Task directions — Return all entries word for word, but drop any images.
====
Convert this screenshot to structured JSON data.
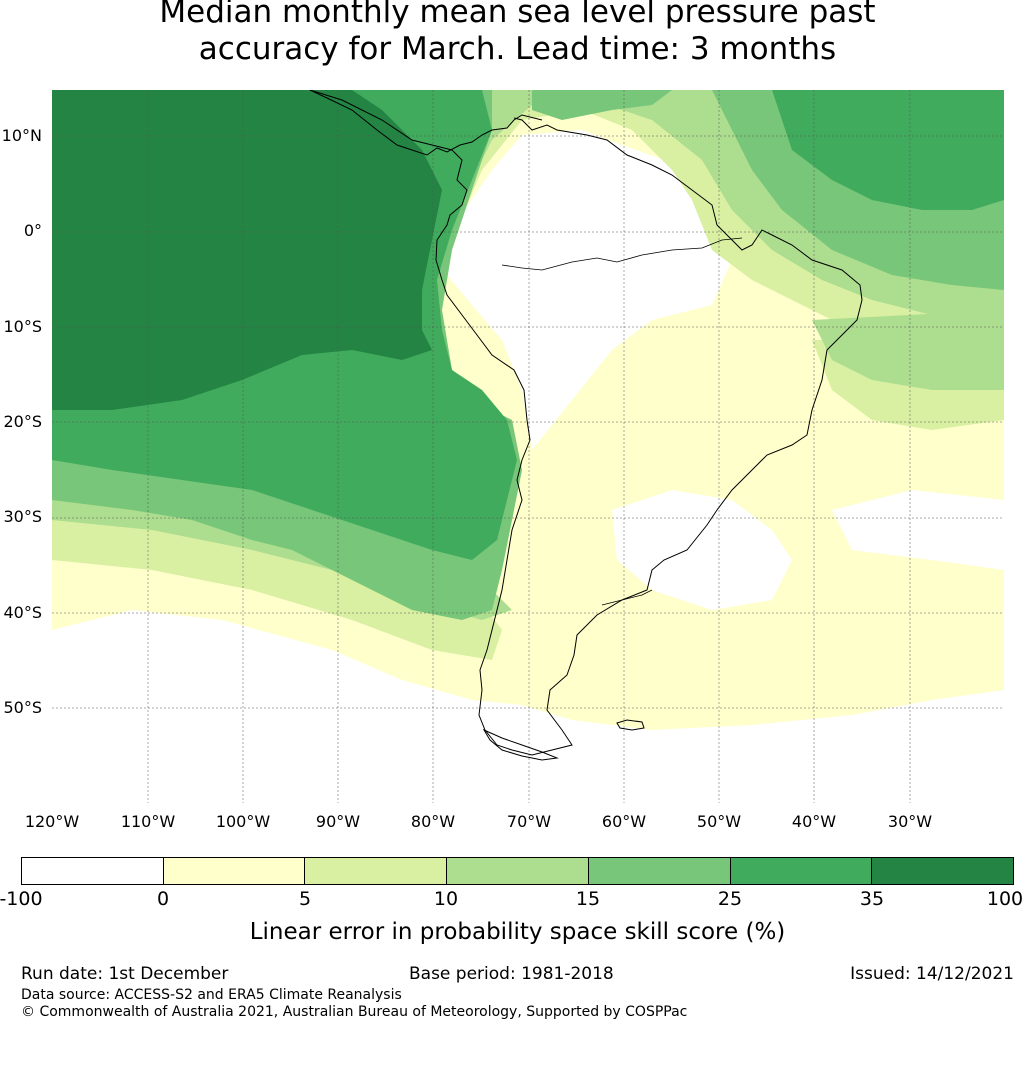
{
  "title": {
    "line1": "Median monthly mean sea level pressure past",
    "line2": "accuracy for March. Lead time: 3 months"
  },
  "map": {
    "lat_labels": [
      "10°N",
      "0°",
      "10°S",
      "20°S",
      "30°S",
      "40°S",
      "50°S"
    ],
    "lon_labels": [
      "120°W",
      "110°W",
      "100°W",
      "90°W",
      "80°W",
      "70°W",
      "60°W",
      "50°W",
      "40°W",
      "30°W"
    ],
    "colors": {
      "lt0": "#ffffff",
      "c0_5": "#ffffcc",
      "c5_10": "#d9f0a3",
      "c10_15": "#addd8e",
      "c15_25": "#78c679",
      "c25_35": "#41ab5d",
      "c35_100": "#238443"
    }
  },
  "colorbar": {
    "ticks": [
      "-100",
      "0",
      "5",
      "10",
      "15",
      "25",
      "35",
      "100"
    ],
    "label": "Linear error in probability space skill score (%)"
  },
  "footer": {
    "run_date": "Run date: 1st December",
    "base_period": "Base period: 1981-2018",
    "issued": "Issued: 14/12/2021",
    "data_source": "Data source: ACCESS-S2 and ERA5 Climate Reanalysis",
    "copyright": "© Commonwealth of Australia 2021, Australian Bureau of Meteorology, Supported by COSPPac"
  }
}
====
Result below —
Convert this screenshot to structured JSON data.
{
  "title": {
    "line1": "Median monthly mean sea level pressure past",
    "line2": "accuracy for March. Lead time: 3 months"
  },
  "map": {
    "lat_labels": [
      "10°N",
      "0°",
      "10°S",
      "20°S",
      "30°S",
      "40°S",
      "50°S"
    ],
    "lon_labels": [
      "120°W",
      "110°W",
      "100°W",
      "90°W",
      "80°W",
      "70°W",
      "60°W",
      "50°W",
      "40°W",
      "30°W"
    ],
    "colors": {
      "lt0": "#ffffff",
      "c0_5": "#ffffcc",
      "c5_10": "#d9f0a3",
      "c10_15": "#addd8e",
      "c15_25": "#78c679",
      "c25_35": "#41ab5d",
      "c35_100": "#238443"
    }
  },
  "colorbar": {
    "ticks": [
      "-100",
      "0",
      "5",
      "10",
      "15",
      "25",
      "35",
      "100"
    ],
    "label": "Linear error in probability space skill score (%)"
  },
  "footer": {
    "run_date": "Run date: 1st December",
    "base_period": "Base period: 1981-2018",
    "issued": "Issued: 14/12/2021",
    "data_source": "Data source: ACCESS-S2 and ERA5 Climate Reanalysis",
    "copyright": "© Commonwealth of Australia 2021, Australian Bureau of Meteorology, Supported by COSPPac"
  }
}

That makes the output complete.